+++ Source records
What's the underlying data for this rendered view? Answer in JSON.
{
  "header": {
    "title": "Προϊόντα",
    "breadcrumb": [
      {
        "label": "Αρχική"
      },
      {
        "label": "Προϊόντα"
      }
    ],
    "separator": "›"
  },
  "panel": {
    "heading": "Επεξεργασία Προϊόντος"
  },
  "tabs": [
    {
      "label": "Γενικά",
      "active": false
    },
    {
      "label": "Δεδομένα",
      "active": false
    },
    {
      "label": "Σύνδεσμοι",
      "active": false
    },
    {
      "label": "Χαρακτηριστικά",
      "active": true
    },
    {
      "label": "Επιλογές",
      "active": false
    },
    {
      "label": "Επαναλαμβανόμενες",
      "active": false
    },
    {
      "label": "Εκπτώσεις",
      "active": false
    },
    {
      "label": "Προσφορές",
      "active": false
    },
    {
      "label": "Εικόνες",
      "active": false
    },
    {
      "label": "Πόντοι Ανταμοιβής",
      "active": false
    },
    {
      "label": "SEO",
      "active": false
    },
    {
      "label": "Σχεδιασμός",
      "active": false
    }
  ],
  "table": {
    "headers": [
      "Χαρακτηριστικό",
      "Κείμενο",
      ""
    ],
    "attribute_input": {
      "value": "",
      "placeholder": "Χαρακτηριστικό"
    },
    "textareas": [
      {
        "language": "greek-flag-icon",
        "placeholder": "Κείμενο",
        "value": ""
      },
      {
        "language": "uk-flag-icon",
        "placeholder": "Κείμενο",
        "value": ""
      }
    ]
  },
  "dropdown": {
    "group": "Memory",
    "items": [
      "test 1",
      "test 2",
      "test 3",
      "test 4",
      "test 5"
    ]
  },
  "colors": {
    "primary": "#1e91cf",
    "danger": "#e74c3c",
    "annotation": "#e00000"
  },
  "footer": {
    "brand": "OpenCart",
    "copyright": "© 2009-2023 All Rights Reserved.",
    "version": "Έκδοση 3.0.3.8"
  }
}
++++++
**Directions for this task:** Give the entries again in full, exactly as they are written.

**Solution below:**
What's the underlying data for this rendered view? Answer in JSON.
{
  "header": {
    "title": "Προϊόντα",
    "breadcrumb": [
      {
        "label": "Αρχική"
      },
      {
        "label": "Προϊόντα"
      }
    ],
    "separator": "›"
  },
  "panel": {
    "heading": "Επεξεργασία Προϊόντος"
  },
  "tabs": [
    {
      "label": "Γενικά",
      "active": false
    },
    {
      "label": "Δεδομένα",
      "active": false
    },
    {
      "label": "Σύνδεσμοι",
      "active": false
    },
    {
      "label": "Χαρακτηριστικά",
      "active": true
    },
    {
      "label": "Επιλογές",
      "active": false
    },
    {
      "label": "Επαναλαμβανόμενες",
      "active": false
    },
    {
      "label": "Εκπτώσεις",
      "active": false
    },
    {
      "label": "Προσφορές",
      "active": false
    },
    {
      "label": "Εικόνες",
      "active": false
    },
    {
      "label": "Πόντοι Ανταμοιβής",
      "active": false
    },
    {
      "label": "SEO",
      "active": false
    },
    {
      "label": "Σχεδιασμός",
      "active": false
    }
  ],
  "table": {
    "headers": [
      "Χαρακτηριστικό",
      "Κείμενο",
      ""
    ],
    "attribute_input": {
      "value": "",
      "placeholder": "Χαρακτηριστικό"
    },
    "textareas": [
      {
        "language": "greek-flag-icon",
        "placeholder": "Κείμενο",
        "value": ""
      },
      {
        "language": "uk-flag-icon",
        "placeholder": "Κείμενο",
        "value": ""
      }
    ]
  },
  "dropdown": {
    "group": "Memory",
    "items": [
      "test 1",
      "test 2",
      "test 3",
      "test 4",
      "test 5"
    ]
  },
  "colors": {
    "primary": "#1e91cf",
    "danger": "#e74c3c",
    "annotation": "#e00000"
  },
  "footer": {
    "brand": "OpenCart",
    "copyright": "© 2009-2023 All Rights Reserved.",
    "version": "Έκδοση 3.0.3.8"
  }
}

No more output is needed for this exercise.